***** Data provided *****

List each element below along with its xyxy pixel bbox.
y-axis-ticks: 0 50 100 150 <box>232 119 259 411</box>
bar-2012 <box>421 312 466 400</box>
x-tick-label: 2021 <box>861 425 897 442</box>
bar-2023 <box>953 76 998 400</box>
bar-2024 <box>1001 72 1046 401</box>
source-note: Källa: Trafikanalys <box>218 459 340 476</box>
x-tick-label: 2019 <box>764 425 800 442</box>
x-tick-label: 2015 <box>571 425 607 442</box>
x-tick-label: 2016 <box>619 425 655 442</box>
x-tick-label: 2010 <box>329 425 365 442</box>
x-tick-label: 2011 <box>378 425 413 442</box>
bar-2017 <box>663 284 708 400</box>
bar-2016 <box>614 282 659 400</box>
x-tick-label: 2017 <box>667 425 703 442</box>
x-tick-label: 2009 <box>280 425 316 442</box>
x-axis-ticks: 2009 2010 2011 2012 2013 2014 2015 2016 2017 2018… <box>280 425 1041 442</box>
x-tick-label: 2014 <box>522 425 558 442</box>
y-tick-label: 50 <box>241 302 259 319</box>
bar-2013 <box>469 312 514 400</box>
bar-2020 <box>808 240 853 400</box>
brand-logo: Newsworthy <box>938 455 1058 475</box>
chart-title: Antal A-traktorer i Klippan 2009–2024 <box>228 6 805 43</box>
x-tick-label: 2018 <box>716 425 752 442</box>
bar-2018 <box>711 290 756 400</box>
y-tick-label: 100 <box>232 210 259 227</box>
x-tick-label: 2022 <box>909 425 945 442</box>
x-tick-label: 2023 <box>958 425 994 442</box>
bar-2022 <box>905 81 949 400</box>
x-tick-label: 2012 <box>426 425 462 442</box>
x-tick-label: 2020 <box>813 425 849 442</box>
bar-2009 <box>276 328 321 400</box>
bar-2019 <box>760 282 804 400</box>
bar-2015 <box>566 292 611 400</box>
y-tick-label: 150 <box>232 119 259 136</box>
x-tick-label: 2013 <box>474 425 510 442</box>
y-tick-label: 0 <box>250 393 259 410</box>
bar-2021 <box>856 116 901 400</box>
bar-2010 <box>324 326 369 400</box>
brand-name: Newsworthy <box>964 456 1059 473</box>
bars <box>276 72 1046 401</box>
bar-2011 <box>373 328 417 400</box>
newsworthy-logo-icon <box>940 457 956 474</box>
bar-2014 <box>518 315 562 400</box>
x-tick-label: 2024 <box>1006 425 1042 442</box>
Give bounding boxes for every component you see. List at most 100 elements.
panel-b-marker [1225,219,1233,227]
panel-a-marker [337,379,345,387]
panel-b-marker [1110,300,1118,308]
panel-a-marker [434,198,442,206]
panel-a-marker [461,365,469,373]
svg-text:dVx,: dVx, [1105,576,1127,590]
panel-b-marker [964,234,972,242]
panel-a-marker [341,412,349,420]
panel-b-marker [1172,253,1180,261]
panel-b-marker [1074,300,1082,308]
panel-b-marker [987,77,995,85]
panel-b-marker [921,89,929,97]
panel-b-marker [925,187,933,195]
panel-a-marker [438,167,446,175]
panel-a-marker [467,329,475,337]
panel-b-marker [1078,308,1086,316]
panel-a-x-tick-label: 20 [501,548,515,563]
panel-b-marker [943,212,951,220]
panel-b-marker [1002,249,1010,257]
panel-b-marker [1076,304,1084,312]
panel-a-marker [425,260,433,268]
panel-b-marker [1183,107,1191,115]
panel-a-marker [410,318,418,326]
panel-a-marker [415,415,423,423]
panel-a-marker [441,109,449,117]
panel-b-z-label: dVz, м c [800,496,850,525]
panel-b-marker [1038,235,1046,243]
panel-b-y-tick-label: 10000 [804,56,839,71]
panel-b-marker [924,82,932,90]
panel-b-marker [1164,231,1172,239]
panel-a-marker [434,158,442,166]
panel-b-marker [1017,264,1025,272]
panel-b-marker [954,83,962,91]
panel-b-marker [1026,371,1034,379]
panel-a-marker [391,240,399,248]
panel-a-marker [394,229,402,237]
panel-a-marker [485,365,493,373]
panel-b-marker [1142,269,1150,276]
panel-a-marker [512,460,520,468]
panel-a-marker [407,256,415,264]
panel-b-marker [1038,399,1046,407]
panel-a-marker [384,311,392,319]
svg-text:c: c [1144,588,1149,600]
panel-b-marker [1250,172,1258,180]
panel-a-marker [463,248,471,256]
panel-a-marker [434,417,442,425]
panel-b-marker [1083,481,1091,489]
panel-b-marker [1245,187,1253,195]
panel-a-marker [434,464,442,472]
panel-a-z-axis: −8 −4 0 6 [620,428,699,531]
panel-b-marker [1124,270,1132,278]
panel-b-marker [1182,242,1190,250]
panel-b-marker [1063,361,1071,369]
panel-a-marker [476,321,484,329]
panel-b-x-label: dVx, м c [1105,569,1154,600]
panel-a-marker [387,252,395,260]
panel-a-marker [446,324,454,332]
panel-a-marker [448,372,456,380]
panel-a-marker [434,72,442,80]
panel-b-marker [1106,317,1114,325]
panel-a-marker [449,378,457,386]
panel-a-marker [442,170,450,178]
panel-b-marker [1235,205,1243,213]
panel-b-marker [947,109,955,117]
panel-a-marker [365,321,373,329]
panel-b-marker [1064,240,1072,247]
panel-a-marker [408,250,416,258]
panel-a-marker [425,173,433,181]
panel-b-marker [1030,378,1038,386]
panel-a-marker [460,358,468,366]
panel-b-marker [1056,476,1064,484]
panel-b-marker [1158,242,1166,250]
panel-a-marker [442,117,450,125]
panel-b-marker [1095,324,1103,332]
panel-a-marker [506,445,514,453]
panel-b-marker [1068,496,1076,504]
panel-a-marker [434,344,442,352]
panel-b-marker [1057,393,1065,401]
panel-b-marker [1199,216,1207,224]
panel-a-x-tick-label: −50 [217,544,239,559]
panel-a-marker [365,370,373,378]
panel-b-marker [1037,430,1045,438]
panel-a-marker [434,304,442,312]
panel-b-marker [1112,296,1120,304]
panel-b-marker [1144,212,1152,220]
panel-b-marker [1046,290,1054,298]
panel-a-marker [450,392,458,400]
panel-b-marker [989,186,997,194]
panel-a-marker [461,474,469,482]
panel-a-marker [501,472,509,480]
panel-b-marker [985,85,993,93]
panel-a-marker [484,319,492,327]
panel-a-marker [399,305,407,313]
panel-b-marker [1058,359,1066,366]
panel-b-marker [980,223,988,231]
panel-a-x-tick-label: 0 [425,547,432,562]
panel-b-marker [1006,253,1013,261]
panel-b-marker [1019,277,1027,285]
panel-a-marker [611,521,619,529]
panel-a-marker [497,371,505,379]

*****

- [Required work]: Replace "x-tick-label" with "x-axis-label" in the listing, from its first line down to and including the line with "bar-2016 <box>614 282 659 400</box>". Give back only those lines, with nothing else changed.

- [Written solution]:
List each element below along with its xyxy pixel bbox.
y-axis-ticks: 0 50 100 150 <box>232 119 259 411</box>
bar-2012 <box>421 312 466 400</box>
x-axis-label: 2021 <box>861 425 897 442</box>
bar-2023 <box>953 76 998 400</box>
bar-2024 <box>1001 72 1046 401</box>
source-note: Källa: Trafikanalys <box>218 459 340 476</box>
x-axis-label: 2019 <box>764 425 800 442</box>
x-axis-label: 2015 <box>571 425 607 442</box>
x-axis-label: 2016 <box>619 425 655 442</box>
x-axis-label: 2010 <box>329 425 365 442</box>
x-axis-label: 2011 <box>378 425 413 442</box>
bar-2017 <box>663 284 708 400</box>
bar-2016 <box>614 282 659 400</box>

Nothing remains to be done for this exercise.